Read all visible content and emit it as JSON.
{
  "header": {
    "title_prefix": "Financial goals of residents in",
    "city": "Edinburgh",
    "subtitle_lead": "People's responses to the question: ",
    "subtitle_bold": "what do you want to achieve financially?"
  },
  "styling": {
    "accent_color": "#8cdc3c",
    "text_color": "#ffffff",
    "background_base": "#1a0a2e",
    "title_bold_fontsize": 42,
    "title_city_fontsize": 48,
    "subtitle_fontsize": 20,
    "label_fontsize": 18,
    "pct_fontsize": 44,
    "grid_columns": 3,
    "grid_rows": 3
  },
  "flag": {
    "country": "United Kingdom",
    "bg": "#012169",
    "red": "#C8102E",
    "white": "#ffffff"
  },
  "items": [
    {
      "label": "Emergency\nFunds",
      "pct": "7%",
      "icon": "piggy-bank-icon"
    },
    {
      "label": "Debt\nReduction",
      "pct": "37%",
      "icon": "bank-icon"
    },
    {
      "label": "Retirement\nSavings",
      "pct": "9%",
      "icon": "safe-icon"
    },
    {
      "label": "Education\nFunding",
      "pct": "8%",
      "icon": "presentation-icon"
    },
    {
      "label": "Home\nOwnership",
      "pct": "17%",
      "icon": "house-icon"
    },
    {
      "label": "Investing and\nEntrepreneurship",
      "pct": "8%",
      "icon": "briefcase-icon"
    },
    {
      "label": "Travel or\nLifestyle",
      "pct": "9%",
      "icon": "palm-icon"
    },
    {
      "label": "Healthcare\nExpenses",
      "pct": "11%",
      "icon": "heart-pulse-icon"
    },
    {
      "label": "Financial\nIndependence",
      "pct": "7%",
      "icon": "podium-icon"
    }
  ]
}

▬▬▬▬▬▬▬▬▬▬

→ AIM:
Your task is to output all of the data above word for word.

→ OUTPUT BELOW:
Read all visible content and emit it as JSON.
{
  "header": {
    "title_prefix": "Financial goals of residents in",
    "city": "Edinburgh",
    "subtitle_lead": "People's responses to the question: ",
    "subtitle_bold": "what do you want to achieve financially?"
  },
  "styling": {
    "accent_color": "#8cdc3c",
    "text_color": "#ffffff",
    "background_base": "#1a0a2e",
    "title_bold_fontsize": 42,
    "title_city_fontsize": 48,
    "subtitle_fontsize": 20,
    "label_fontsize": 18,
    "pct_fontsize": 44,
    "grid_columns": 3,
    "grid_rows": 3
  },
  "flag": {
    "country": "United Kingdom",
    "bg": "#012169",
    "red": "#C8102E",
    "white": "#ffffff"
  },
  "items": [
    {
      "label": "Emergency\nFunds",
      "pct": "7%",
      "icon": "piggy-bank-icon"
    },
    {
      "label": "Debt\nReduction",
      "pct": "37%",
      "icon": "bank-icon"
    },
    {
      "label": "Retirement\nSavings",
      "pct": "9%",
      "icon": "safe-icon"
    },
    {
      "label": "Education\nFunding",
      "pct": "8%",
      "icon": "presentation-icon"
    },
    {
      "label": "Home\nOwnership",
      "pct": "17%",
      "icon": "house-icon"
    },
    {
      "label": "Investing and\nEntrepreneurship",
      "pct": "8%",
      "icon": "briefcase-icon"
    },
    {
      "label": "Travel or\nLifestyle",
      "pct": "9%",
      "icon": "palm-icon"
    },
    {
      "label": "Healthcare\nExpenses",
      "pct": "11%",
      "icon": "heart-pulse-icon"
    },
    {
      "label": "Financial\nIndependence",
      "pct": "7%",
      "icon": "podium-icon"
    }
  ]
}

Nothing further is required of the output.